• [SHORT TASK 1]: In the 40 cal vs 357 sig thread, which pistol does El Gato Loco want to try hunting with?

┄┄┄┄┄┄

# 40 cal vs 357 sig



## Bigdrowdy1 (Jan 29, 2010)

View attachment 1887
Gotta a new toy XDM 40 and 357 sig conversion barrel. Love IT. Shooting groups of 5 to 6 inches @ 25 yards. Thinking about carring on set up and try taking yotes within 30 yards with pistol, Any body use either of these rounds for hunting? Seams would be easier to pack than shotgun.


----------



## singlesix (May 13, 2010)

My buddy has the same gun , shoots nice. i too have thought about taking a yote with a pistol. Lets try it


----------



## Bigdrowdy1 (Jan 29, 2010)

Will be trying for sure here in a couple weeks. In the interum its only paper for practice.


----------



## El Gato Loco (Jan 15, 2010)

Keep us posted. I'd like to try my hand at hunting with my Glock 20 (10mm). I bought an extra 6" barrel just for that. You should see how ridiculous it looks.


----------



## Bigdrowdy1 (Jan 29, 2010)

The 357 sig is ported and sticks out about an inch past the frame. I believe it is going to be my hunting round as it shot a lot better grouping of about 3 to 5 inches at 25 yds. With practice I believe I can get it within 3 in groups. Might do some different things with the sights. Thought laser but illegal in OK. Hoping to be able to post pics of yotes that fall to this round after New Years.


----------



## El Gato Loco (Jan 15, 2010)

Bigdrowdy1 said:


> The 357 sig is ported and sticks out about an inch past the frame. I believe it is going to be my hunting round as it shot a lot better grouping of about 3 to 5 inches at 25 yds. With practice I believe I can get it within 3 in groups. Might do some different things with the sights. Thought laser but illegal in OK. Hoping to be able to post pics of yotes that fall to this round after New Years.

┄┄┄┄┄┄

• [SHORT TASK 2]: From the listing, quote the lines starting at the one that has "file-item[interactable]: 捕鱼.JPG (321, 173, 360, 210)" and ending after the one that has "file-name: 10..jpg (53, 153, 74, 160)".

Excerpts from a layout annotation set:
┄┄┄┄┄┄

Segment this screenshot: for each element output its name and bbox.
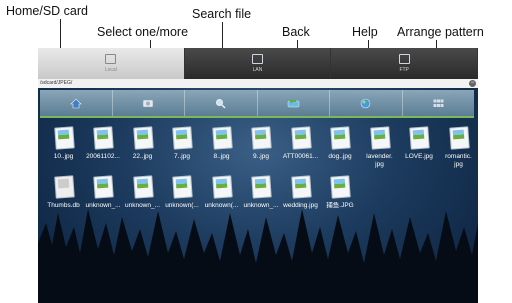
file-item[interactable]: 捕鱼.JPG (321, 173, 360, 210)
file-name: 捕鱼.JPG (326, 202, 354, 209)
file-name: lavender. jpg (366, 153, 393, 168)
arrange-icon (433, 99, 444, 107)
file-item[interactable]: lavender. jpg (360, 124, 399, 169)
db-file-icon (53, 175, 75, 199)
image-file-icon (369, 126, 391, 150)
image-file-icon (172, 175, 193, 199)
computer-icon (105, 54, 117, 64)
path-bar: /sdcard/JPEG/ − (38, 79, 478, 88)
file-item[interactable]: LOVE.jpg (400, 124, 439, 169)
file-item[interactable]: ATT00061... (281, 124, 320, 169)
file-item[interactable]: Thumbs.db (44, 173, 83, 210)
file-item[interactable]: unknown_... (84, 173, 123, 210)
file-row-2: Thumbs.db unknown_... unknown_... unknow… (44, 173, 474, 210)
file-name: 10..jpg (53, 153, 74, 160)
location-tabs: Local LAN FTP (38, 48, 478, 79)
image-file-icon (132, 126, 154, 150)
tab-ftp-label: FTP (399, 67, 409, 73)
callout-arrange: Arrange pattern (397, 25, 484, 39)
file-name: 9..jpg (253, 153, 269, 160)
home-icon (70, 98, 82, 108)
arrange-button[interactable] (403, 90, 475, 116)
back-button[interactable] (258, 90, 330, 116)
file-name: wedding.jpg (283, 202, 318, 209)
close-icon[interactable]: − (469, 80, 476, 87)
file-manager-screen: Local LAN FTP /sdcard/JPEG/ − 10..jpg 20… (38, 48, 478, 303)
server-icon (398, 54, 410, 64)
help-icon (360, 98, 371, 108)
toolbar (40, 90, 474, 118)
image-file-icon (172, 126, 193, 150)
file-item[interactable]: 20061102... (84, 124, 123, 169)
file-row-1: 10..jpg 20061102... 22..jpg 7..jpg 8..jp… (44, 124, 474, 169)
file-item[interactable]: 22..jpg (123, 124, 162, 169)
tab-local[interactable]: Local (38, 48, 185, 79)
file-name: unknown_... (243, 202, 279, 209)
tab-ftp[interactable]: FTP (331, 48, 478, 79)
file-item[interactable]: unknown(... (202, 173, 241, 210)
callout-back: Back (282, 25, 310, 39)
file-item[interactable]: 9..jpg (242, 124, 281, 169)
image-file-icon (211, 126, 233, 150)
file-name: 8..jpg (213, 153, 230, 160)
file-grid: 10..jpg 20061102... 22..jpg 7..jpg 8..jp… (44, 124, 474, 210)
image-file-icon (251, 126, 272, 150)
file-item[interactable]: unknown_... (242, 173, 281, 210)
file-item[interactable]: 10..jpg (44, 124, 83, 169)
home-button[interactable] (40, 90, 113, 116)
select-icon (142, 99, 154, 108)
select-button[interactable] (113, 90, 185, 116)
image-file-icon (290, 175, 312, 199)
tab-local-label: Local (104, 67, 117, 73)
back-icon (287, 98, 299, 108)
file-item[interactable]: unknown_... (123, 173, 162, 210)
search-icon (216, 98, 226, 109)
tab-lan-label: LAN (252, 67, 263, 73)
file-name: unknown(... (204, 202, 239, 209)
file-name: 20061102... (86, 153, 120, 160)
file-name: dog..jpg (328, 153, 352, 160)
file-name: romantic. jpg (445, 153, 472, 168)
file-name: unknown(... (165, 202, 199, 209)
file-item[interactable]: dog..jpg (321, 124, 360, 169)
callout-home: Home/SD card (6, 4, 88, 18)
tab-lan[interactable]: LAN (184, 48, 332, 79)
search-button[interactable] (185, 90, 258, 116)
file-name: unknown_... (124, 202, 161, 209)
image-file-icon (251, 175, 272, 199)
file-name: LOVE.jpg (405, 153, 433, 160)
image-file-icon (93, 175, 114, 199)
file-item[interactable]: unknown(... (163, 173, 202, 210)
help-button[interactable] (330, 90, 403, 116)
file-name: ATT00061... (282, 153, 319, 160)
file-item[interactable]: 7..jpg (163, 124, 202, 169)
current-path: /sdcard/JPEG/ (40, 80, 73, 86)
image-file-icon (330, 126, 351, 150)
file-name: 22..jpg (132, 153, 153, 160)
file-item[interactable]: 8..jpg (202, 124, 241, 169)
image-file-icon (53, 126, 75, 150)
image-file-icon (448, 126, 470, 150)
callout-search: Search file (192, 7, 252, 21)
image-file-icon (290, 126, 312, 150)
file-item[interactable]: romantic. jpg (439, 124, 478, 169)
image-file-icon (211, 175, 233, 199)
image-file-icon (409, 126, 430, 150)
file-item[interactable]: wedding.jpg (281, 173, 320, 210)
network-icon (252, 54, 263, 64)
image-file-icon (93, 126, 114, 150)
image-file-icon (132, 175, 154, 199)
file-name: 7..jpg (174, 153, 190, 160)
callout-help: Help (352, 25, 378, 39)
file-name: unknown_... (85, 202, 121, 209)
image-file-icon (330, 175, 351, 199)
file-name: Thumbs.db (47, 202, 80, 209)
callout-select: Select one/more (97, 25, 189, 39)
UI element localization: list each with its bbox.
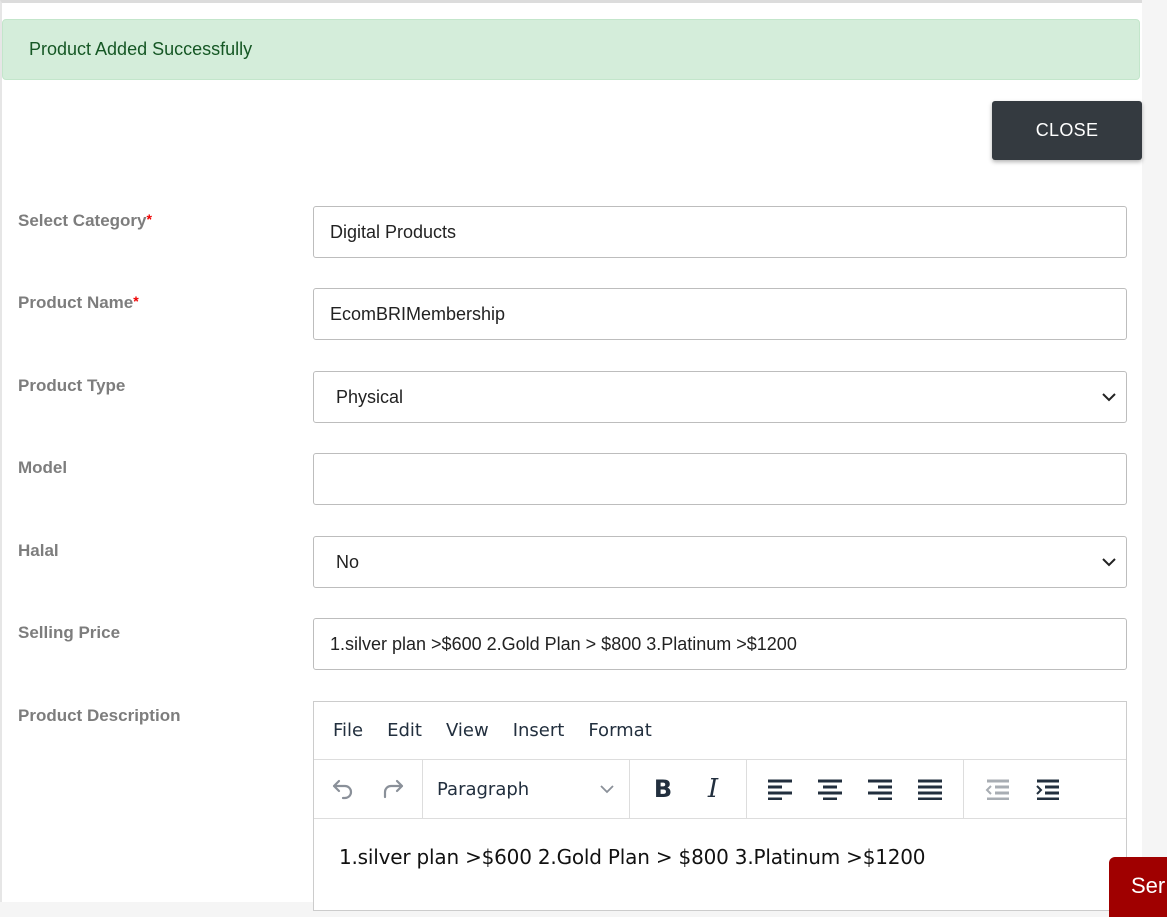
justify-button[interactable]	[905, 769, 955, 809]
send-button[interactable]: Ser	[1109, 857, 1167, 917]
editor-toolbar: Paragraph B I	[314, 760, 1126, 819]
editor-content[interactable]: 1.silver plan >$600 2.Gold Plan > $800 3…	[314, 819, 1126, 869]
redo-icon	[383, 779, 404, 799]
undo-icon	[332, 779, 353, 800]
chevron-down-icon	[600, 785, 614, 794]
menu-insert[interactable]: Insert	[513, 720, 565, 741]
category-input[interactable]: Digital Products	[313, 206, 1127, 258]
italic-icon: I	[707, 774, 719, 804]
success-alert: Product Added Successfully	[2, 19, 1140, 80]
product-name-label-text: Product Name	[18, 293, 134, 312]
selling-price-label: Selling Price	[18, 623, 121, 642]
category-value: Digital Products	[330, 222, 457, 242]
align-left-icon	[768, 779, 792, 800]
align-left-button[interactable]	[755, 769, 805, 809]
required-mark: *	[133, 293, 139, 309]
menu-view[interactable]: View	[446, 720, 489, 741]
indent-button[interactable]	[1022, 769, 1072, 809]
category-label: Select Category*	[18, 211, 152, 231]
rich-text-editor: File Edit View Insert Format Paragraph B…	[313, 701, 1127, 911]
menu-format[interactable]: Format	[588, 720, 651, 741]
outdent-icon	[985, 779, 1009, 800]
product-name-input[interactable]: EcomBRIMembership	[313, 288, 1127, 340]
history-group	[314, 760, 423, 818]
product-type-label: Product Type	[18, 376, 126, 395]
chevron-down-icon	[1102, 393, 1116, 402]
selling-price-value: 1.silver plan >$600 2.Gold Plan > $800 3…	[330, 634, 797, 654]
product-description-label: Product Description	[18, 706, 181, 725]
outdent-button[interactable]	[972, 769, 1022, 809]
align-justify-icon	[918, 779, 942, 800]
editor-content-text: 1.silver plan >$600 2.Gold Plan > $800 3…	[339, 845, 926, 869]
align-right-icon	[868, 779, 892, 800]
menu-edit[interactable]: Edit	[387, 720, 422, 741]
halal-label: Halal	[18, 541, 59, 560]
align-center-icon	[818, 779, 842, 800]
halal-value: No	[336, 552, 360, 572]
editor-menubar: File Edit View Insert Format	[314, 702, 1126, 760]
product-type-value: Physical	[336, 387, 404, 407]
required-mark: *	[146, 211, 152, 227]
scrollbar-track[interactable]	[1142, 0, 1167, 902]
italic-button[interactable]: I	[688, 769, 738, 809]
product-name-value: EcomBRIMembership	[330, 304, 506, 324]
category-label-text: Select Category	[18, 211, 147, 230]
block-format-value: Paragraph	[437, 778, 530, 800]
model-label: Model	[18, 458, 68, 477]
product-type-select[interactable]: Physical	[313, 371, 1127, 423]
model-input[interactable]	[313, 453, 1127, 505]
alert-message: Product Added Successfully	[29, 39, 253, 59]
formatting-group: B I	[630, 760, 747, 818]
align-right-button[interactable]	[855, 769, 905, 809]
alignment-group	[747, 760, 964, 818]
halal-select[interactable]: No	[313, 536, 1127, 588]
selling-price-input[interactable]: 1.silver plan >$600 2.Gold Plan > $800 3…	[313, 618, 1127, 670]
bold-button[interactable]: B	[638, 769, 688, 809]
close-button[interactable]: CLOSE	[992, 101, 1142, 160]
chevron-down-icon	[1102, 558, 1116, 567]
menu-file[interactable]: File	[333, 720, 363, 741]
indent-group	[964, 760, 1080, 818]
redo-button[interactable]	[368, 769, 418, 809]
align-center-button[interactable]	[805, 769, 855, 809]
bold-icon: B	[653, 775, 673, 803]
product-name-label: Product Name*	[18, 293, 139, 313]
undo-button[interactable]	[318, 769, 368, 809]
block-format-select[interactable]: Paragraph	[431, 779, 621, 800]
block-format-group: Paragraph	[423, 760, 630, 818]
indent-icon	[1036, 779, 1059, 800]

┄┄┄┄┄┄

• [COMPLETE OUTPUT 1]: A Glock 20 (10mm).

• [COMPLETE OUTPUT 2]:
file-item[interactable]: 捕鱼.JPG (321, 173, 360, 210)
file-name: 捕鱼.JPG (326, 202, 354, 209)
file-name: lavender. jpg (366, 153, 393, 168)
arrange-icon (433, 99, 444, 107)
file-item[interactable]: lavender. jpg (360, 124, 399, 169)
db-file-icon (53, 175, 75, 199)
image-file-icon (369, 126, 391, 150)
image-file-icon (172, 175, 193, 199)
computer-icon (105, 54, 117, 64)
path-bar: /sdcard/JPEG/ − (38, 79, 478, 88)
file-item[interactable]: LOVE.jpg (400, 124, 439, 169)
file-item[interactable]: ATT00061... (281, 124, 320, 169)
file-item[interactable]: Thumbs.db (44, 173, 83, 210)
file-item[interactable]: unknown_... (84, 173, 123, 210)
file-row-2: Thumbs.db unknown_... unknown_... unknow… (44, 173, 474, 210)
file-name: 10..jpg (53, 153, 74, 160)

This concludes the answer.